(Figure record extracts)
━━━━━━━━
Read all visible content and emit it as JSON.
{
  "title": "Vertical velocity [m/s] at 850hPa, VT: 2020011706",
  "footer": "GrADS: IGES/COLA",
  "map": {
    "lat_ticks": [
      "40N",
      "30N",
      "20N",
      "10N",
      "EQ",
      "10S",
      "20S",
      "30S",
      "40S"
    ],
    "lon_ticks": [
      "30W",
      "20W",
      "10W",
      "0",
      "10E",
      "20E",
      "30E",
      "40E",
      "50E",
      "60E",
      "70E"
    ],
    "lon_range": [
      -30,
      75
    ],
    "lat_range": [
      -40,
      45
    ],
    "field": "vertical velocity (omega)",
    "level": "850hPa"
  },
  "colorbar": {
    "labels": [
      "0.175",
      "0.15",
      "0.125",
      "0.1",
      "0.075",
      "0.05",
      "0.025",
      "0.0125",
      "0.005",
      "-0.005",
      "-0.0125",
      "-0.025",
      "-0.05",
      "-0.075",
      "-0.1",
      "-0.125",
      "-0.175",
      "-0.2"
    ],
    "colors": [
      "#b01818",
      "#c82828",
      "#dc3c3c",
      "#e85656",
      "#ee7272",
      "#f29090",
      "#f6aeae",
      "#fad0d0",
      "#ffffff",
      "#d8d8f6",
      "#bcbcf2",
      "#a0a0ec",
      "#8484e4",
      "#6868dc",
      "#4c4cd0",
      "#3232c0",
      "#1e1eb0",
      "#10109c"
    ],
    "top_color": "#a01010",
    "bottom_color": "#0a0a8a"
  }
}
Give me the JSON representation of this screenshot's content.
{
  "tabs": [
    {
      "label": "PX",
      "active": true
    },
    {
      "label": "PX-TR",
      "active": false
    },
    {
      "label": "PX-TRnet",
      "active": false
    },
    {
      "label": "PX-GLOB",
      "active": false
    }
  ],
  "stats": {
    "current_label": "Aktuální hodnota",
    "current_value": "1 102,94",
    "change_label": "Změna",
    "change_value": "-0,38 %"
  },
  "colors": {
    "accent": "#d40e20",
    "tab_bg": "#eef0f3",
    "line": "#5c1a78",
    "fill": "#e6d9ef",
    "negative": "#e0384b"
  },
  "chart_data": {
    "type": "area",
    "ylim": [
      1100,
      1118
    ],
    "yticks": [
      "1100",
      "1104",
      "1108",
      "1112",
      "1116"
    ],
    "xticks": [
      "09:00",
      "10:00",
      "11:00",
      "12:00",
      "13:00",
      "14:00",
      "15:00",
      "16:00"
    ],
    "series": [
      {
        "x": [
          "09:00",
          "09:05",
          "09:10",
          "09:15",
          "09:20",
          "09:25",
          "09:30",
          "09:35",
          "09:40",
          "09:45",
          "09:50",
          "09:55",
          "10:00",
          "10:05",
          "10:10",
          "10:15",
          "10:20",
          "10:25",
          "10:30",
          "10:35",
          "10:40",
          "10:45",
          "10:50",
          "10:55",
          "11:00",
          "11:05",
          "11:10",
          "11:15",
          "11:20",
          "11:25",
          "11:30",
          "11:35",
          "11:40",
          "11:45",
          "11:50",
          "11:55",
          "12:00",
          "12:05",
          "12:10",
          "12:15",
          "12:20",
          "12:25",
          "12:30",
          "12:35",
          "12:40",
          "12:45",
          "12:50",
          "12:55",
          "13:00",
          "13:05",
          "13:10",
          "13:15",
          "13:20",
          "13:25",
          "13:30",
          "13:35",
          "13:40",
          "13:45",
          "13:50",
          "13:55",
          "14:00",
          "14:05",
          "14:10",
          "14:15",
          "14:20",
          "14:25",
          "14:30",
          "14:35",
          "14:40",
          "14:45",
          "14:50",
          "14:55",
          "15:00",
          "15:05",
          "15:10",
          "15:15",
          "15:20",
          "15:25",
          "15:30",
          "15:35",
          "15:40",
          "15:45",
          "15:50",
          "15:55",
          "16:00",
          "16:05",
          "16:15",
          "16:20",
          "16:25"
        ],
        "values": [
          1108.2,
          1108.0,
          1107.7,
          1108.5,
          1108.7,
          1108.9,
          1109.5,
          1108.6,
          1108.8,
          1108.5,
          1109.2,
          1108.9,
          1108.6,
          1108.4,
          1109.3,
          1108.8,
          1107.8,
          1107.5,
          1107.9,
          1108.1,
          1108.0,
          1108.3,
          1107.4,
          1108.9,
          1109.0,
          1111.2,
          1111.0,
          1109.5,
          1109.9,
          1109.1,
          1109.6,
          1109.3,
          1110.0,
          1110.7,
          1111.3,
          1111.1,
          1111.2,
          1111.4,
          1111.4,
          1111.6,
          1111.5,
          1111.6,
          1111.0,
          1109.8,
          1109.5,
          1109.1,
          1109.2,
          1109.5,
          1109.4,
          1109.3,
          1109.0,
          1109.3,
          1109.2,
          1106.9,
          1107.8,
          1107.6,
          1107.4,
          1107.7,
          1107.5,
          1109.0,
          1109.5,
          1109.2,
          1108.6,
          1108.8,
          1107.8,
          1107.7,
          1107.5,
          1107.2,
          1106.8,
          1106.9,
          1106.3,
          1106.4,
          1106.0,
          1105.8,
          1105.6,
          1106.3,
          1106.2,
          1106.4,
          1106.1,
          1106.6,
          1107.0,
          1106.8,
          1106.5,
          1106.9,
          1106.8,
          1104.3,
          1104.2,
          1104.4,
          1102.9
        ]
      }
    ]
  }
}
━━━━━━━━
**EXERCISE OBJECTIVE**
Nothing should be changed: write out all of the data as is.

**OUTPUT OF THE EXERCISE**
Read all visible content and emit it as JSON.
{
  "title": "Vertical velocity [m/s] at 850hPa, VT: 2020011706",
  "footer": "GrADS: IGES/COLA",
  "map": {
    "lat_ticks": [
      "40N",
      "30N",
      "20N",
      "10N",
      "EQ",
      "10S",
      "20S",
      "30S",
      "40S"
    ],
    "lon_ticks": [
      "30W",
      "20W",
      "10W",
      "0",
      "10E",
      "20E",
      "30E",
      "40E",
      "50E",
      "60E",
      "70E"
    ],
    "lon_range": [
      -30,
      75
    ],
    "lat_range": [
      -40,
      45
    ],
    "field": "vertical velocity (omega)",
    "level": "850hPa"
  },
  "colorbar": {
    "labels": [
      "0.175",
      "0.15",
      "0.125",
      "0.1",
      "0.075",
      "0.05",
      "0.025",
      "0.0125",
      "0.005",
      "-0.005",
      "-0.0125",
      "-0.025",
      "-0.05",
      "-0.075",
      "-0.1",
      "-0.125",
      "-0.175",
      "-0.2"
    ],
    "colors": [
      "#b01818",
      "#c82828",
      "#dc3c3c",
      "#e85656",
      "#ee7272",
      "#f29090",
      "#f6aeae",
      "#fad0d0",
      "#ffffff",
      "#d8d8f6",
      "#bcbcf2",
      "#a0a0ec",
      "#8484e4",
      "#6868dc",
      "#4c4cd0",
      "#3232c0",
      "#1e1eb0",
      "#10109c"
    ],
    "top_color": "#a01010",
    "bottom_color": "#0a0a8a"
  }
}
Give me the JSON representation of this screenshot's content.
{
  "tabs": [
    {
      "label": "PX",
      "active": true
    },
    {
      "label": "PX-TR",
      "active": false
    },
    {
      "label": "PX-TRnet",
      "active": false
    },
    {
      "label": "PX-GLOB",
      "active": false
    }
  ],
  "stats": {
    "current_label": "Aktuální hodnota",
    "current_value": "1 102,94",
    "change_label": "Změna",
    "change_value": "-0,38 %"
  },
  "colors": {
    "accent": "#d40e20",
    "tab_bg": "#eef0f3",
    "line": "#5c1a78",
    "fill": "#e6d9ef",
    "negative": "#e0384b"
  },
  "chart_data": {
    "type": "area",
    "ylim": [
      1100,
      1118
    ],
    "yticks": [
      "1100",
      "1104",
      "1108",
      "1112",
      "1116"
    ],
    "xticks": [
      "09:00",
      "10:00",
      "11:00",
      "12:00",
      "13:00",
      "14:00",
      "15:00",
      "16:00"
    ],
    "series": [
      {
        "x": [
          "09:00",
          "09:05",
          "09:10",
          "09:15",
          "09:20",
          "09:25",
          "09:30",
          "09:35",
          "09:40",
          "09:45",
          "09:50",
          "09:55",
          "10:00",
          "10:05",
          "10:10",
          "10:15",
          "10:20",
          "10:25",
          "10:30",
          "10:35",
          "10:40",
          "10:45",
          "10:50",
          "10:55",
          "11:00",
          "11:05",
          "11:10",
          "11:15",
          "11:20",
          "11:25",
          "11:30",
          "11:35",
          "11:40",
          "11:45",
          "11:50",
          "11:55",
          "12:00",
          "12:05",
          "12:10",
          "12:15",
          "12:20",
          "12:25",
          "12:30",
          "12:35",
          "12:40",
          "12:45",
          "12:50",
          "12:55",
          "13:00",
          "13:05",
          "13:10",
          "13:15",
          "13:20",
          "13:25",
          "13:30",
          "13:35",
          "13:40",
          "13:45",
          "13:50",
          "13:55",
          "14:00",
          "14:05",
          "14:10",
          "14:15",
          "14:20",
          "14:25",
          "14:30",
          "14:35",
          "14:40",
          "14:45",
          "14:50",
          "14:55",
          "15:00",
          "15:05",
          "15:10",
          "15:15",
          "15:20",
          "15:25",
          "15:30",
          "15:35",
          "15:40",
          "15:45",
          "15:50",
          "15:55",
          "16:00",
          "16:05",
          "16:15",
          "16:20",
          "16:25"
        ],
        "values": [
          1108.2,
          1108.0,
          1107.7,
          1108.5,
          1108.7,
          1108.9,
          1109.5,
          1108.6,
          1108.8,
          1108.5,
          1109.2,
          1108.9,
          1108.6,
          1108.4,
          1109.3,
          1108.8,
          1107.8,
          1107.5,
          1107.9,
          1108.1,
          1108.0,
          1108.3,
          1107.4,
          1108.9,
          1109.0,
          1111.2,
          1111.0,
          1109.5,
          1109.9,
          1109.1,
          1109.6,
          1109.3,
          1110.0,
          1110.7,
          1111.3,
          1111.1,
          1111.2,
          1111.4,
          1111.4,
          1111.6,
          1111.5,
          1111.6,
          1111.0,
          1109.8,
          1109.5,
          1109.1,
          1109.2,
          1109.5,
          1109.4,
          1109.3,
          1109.0,
          1109.3,
          1109.2,
          1106.9,
          1107.8,
          1107.6,
          1107.4,
          1107.7,
          1107.5,
          1109.0,
          1109.5,
          1109.2,
          1108.6,
          1108.8,
          1107.8,
          1107.7,
          1107.5,
          1107.2,
          1106.8,
          1106.9,
          1106.3,
          1106.4,
          1106.0,
          1105.8,
          1105.6,
          1106.3,
          1106.2,
          1106.4,
          1106.1,
          1106.6,
          1107.0,
          1106.8,
          1106.5,
          1106.9,
          1106.8,
          1104.3,
          1104.2,
          1104.4,
          1102.9
        ]
      }
    ]
  }
}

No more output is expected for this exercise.